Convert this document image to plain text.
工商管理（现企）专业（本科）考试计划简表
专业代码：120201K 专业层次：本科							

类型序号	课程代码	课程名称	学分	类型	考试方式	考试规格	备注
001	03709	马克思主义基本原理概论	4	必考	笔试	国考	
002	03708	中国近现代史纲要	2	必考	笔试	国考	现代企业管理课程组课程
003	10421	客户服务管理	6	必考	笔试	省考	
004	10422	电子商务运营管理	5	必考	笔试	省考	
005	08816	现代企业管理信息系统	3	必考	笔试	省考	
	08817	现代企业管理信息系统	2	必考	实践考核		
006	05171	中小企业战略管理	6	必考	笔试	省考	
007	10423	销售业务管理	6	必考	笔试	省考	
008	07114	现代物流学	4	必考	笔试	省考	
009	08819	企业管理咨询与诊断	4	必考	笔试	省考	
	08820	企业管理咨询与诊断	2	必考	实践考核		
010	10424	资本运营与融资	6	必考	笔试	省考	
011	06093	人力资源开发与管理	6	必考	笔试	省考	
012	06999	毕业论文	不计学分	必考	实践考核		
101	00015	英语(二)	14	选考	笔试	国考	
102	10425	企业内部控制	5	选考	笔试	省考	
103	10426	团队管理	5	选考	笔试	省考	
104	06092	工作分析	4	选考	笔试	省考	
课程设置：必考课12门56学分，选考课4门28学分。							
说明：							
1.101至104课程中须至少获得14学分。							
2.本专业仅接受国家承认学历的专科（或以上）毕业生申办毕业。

====

Write out all the lines again, exactly as they are.

= TASK RESPONSE =
Convert this document image to plain text.
工商管理（现企）专业（本科）考试计划简表
专业代码：120201K 专业层次：本科							

类型序号	课程代码	课程名称	学分	类型	考试方式	考试规格	备注
001	03709	马克思主义基本原理概论	4	必考	笔试	国考	
002	03708	中国近现代史纲要	2	必考	笔试	国考	现代企业管理课程组课程
003	10421	客户服务管理	6	必考	笔试	省考	
004	10422	电子商务运营管理	5	必考	笔试	省考	
005	08816	现代企业管理信息系统	3	必考	笔试	省考	
	08817	现代企业管理信息系统	2	必考	实践考核		
006	05171	中小企业战略管理	6	必考	笔试	省考	
007	10423	销售业务管理	6	必考	笔试	省考	
008	07114	现代物流学	4	必考	笔试	省考	
009	08819	企业管理咨询与诊断	4	必考	笔试	省考	
	08820	企业管理咨询与诊断	2	必考	实践考核		
010	10424	资本运营与融资	6	必考	笔试	省考	
011	06093	人力资源开发与管理	6	必考	笔试	省考	
012	06999	毕业论文	不计学分	必考	实践考核		
101	00015	英语(二)	14	选考	笔试	国考	
102	10425	企业内部控制	5	选考	笔试	省考	
103	10426	团队管理	5	选考	笔试	省考	
104	06092	工作分析	4	选考	笔试	省考	
课程设置：必考课12门56学分，选考课4门28学分。							
说明：							
1.101至104课程中须至少获得14学分。							
2.本专业仅接受国家承认学历的专科（或以上）毕业生申办毕业。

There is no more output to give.